# start of Data for this exercise

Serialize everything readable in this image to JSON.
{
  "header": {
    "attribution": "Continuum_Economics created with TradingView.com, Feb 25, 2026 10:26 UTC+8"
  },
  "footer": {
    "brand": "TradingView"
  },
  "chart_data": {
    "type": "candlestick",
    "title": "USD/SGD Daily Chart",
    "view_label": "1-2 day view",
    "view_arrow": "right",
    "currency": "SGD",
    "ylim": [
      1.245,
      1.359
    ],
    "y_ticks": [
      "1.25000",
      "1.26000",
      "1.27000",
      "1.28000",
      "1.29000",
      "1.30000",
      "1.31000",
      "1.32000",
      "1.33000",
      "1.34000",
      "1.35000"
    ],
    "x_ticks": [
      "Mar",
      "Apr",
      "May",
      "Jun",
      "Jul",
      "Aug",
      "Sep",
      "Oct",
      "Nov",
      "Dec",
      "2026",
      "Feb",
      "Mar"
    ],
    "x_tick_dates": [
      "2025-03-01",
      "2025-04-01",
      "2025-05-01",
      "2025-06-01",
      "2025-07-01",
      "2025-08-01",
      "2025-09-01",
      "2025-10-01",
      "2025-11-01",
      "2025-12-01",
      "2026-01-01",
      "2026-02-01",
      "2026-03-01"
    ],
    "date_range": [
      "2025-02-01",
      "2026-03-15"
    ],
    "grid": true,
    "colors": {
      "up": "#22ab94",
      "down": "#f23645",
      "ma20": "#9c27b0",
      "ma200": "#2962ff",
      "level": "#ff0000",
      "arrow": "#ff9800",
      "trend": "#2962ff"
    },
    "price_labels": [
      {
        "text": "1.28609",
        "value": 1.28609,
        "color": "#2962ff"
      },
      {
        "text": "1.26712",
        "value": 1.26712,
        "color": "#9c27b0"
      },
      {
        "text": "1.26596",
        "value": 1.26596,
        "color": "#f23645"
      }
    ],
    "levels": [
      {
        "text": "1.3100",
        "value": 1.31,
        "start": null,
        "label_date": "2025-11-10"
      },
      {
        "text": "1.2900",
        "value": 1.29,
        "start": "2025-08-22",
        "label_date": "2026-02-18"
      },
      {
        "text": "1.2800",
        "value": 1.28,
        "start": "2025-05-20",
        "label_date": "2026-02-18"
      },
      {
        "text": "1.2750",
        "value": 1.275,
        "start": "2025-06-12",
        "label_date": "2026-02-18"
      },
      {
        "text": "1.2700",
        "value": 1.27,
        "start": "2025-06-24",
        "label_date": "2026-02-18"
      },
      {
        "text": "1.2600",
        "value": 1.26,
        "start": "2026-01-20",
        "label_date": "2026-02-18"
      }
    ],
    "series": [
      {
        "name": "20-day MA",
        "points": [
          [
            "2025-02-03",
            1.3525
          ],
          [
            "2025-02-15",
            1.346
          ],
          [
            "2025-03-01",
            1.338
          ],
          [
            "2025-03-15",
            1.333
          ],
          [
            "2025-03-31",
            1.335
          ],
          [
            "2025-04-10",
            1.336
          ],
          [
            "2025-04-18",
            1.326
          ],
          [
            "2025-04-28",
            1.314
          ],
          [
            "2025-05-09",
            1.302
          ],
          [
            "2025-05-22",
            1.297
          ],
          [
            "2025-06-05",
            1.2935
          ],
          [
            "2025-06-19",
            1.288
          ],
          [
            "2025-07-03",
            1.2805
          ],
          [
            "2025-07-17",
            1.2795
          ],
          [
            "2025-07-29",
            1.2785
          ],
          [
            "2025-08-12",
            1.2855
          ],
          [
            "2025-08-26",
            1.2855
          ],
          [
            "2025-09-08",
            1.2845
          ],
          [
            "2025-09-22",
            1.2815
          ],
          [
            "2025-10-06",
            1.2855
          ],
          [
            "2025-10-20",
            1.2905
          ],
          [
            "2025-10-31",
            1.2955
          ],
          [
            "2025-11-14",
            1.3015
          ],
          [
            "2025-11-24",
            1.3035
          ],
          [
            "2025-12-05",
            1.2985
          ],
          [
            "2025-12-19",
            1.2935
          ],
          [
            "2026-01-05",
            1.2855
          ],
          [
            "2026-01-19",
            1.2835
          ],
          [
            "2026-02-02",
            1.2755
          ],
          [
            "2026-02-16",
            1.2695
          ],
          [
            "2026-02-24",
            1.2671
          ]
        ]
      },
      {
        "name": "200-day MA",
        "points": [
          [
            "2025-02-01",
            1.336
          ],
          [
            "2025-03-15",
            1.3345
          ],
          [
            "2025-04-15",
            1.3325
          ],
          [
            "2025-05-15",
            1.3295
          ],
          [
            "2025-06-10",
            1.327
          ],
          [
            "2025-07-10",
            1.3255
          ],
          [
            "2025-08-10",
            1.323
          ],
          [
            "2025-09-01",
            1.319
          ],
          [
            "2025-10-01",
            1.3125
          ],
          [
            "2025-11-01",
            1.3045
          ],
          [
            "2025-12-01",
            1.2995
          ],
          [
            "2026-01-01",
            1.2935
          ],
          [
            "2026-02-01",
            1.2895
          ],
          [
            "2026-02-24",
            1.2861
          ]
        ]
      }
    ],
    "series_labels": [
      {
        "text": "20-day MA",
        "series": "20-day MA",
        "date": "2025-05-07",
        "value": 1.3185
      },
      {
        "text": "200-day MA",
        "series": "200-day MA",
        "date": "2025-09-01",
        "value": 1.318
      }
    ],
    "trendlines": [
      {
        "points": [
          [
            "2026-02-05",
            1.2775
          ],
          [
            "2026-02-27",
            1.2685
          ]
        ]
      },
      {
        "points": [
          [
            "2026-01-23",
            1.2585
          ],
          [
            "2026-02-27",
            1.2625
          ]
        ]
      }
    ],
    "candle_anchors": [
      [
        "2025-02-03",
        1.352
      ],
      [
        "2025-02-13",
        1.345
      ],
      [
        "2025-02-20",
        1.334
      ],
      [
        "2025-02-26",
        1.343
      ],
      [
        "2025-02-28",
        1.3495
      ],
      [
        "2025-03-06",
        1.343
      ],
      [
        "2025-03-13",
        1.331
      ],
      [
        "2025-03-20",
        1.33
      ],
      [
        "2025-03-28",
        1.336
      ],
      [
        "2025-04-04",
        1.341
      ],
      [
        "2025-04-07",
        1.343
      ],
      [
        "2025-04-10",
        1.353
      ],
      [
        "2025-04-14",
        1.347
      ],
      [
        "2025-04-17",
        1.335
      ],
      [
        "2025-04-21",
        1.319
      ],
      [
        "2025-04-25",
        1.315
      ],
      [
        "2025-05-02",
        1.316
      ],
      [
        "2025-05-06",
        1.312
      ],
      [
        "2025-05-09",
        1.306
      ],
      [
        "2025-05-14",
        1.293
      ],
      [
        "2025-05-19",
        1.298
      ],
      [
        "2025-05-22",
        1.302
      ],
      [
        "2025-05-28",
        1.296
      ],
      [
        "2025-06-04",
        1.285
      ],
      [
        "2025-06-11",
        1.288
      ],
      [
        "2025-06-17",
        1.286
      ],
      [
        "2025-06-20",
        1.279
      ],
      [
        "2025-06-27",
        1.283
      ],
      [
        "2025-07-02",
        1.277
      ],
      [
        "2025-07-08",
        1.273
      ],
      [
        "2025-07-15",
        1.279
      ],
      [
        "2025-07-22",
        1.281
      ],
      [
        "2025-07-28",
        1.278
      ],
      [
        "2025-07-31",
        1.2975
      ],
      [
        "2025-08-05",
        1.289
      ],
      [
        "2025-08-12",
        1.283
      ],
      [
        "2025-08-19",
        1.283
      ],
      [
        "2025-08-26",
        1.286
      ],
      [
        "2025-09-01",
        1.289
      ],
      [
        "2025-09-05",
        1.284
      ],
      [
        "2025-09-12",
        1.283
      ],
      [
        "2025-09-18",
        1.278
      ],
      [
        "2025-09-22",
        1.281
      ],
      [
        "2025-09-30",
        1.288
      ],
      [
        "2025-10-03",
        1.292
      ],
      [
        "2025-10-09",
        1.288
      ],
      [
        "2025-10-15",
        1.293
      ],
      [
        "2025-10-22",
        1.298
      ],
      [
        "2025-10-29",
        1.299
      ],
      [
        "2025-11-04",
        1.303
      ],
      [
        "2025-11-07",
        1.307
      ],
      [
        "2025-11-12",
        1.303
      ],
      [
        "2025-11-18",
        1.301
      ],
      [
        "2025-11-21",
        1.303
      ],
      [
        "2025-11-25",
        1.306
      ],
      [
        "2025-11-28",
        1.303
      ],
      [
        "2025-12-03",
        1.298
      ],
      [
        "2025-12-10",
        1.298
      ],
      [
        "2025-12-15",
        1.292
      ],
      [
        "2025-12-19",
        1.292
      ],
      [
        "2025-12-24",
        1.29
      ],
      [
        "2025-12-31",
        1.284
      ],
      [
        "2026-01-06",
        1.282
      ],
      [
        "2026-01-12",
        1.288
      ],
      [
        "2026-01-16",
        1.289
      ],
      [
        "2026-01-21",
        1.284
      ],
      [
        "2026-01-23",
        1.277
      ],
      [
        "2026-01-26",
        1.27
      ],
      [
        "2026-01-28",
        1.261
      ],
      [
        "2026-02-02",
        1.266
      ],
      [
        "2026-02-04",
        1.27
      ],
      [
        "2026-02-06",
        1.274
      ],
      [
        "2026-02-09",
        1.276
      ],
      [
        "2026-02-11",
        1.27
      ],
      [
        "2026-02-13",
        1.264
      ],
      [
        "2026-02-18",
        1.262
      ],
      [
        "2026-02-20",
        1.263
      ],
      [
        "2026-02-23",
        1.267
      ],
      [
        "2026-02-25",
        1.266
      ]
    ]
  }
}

# end of Data for this exercise

Exercise details: List every line above that contains the word "text".

Written reply:
        "text": "1.28609",
        "text": "1.26712",
        "text": "1.26596",
        "text": "1.3100",
        "text": "1.2900",
        "text": "1.2800",
        "text": "1.2750",
        "text": "1.2700",
        "text": "1.2600",
        "text": "20-day MA",
        "text": "200-day MA",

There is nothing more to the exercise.